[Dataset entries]
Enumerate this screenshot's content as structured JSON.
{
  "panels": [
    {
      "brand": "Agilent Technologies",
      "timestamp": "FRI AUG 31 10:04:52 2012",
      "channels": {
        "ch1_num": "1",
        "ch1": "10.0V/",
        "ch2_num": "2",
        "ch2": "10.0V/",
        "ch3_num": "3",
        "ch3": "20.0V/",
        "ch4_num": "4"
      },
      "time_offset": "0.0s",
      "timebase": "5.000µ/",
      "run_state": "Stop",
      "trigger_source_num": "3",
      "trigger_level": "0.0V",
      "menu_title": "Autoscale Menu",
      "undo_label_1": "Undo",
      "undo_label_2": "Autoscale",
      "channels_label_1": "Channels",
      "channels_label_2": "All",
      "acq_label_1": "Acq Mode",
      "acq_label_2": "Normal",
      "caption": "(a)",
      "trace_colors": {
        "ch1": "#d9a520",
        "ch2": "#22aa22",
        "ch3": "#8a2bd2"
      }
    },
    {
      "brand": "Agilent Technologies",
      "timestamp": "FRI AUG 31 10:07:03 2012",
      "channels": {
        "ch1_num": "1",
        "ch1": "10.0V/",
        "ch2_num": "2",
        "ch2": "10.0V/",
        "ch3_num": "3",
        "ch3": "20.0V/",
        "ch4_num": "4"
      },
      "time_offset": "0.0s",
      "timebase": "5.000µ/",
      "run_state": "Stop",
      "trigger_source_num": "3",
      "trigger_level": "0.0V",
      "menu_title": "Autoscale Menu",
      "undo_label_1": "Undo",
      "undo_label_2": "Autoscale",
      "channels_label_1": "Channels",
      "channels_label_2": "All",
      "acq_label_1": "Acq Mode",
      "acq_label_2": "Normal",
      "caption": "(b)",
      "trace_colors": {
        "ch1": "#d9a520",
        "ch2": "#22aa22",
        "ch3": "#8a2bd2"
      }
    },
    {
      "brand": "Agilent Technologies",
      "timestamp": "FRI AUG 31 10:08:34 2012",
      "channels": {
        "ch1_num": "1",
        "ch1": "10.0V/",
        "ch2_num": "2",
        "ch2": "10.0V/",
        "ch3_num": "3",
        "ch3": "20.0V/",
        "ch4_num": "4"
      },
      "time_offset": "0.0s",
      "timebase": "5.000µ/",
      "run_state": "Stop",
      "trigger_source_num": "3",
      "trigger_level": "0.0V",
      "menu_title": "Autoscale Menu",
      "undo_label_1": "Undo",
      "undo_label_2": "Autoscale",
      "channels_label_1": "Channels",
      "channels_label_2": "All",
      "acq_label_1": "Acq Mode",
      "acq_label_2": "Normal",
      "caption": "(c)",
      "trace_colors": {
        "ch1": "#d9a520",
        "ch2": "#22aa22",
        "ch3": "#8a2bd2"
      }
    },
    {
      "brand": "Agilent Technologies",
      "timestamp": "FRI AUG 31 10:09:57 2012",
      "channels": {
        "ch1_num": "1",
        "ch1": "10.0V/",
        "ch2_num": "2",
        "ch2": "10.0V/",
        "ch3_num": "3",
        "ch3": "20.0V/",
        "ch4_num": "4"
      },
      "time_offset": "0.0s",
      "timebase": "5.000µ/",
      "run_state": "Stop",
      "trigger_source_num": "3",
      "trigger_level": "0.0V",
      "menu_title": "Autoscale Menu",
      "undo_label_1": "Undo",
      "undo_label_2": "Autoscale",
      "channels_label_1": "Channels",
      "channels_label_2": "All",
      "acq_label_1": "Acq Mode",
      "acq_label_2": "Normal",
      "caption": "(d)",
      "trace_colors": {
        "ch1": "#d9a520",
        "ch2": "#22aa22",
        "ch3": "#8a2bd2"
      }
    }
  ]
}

## WHAT IS NEEDED
How many of the lines above include the word "timestamp"? Respond with the number alone.

## TASK OUTPUT
4